(DESCRIPTION OF THE TASK) Find each line of the data below that contains the word "label", and copy those lines in full.

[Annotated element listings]
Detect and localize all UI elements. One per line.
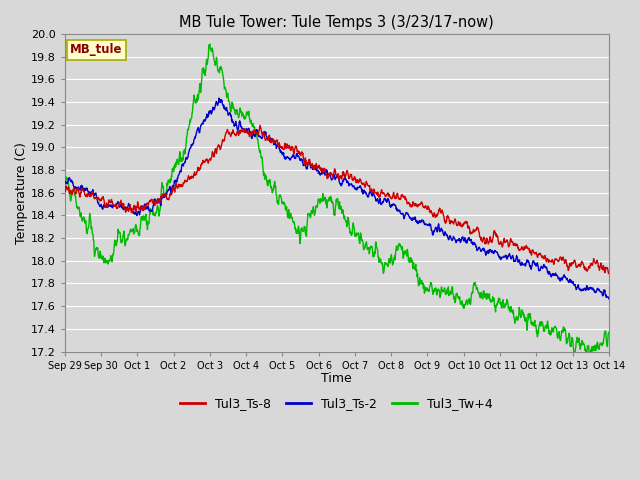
X-axis label: Time: Time — [321, 372, 352, 385]
Text: MB_tule: MB_tule — [70, 44, 123, 57]
Y-axis label: Temperature (C): Temperature (C) — [15, 142, 28, 244]
Legend: Tul3_Ts-8, Tul3_Ts-2, Tul3_Tw+4: Tul3_Ts-8, Tul3_Ts-2, Tul3_Tw+4 — [175, 392, 498, 415]
Title: MB Tule Tower: Tule Temps 3 (3/23/17-now): MB Tule Tower: Tule Temps 3 (3/23/17-now… — [179, 15, 494, 30]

(FINISHED ANSWER)
X-axis label: Time: Time — [321, 372, 352, 385]
Y-axis label: Temperature (C): Temperature (C) — [15, 142, 28, 244]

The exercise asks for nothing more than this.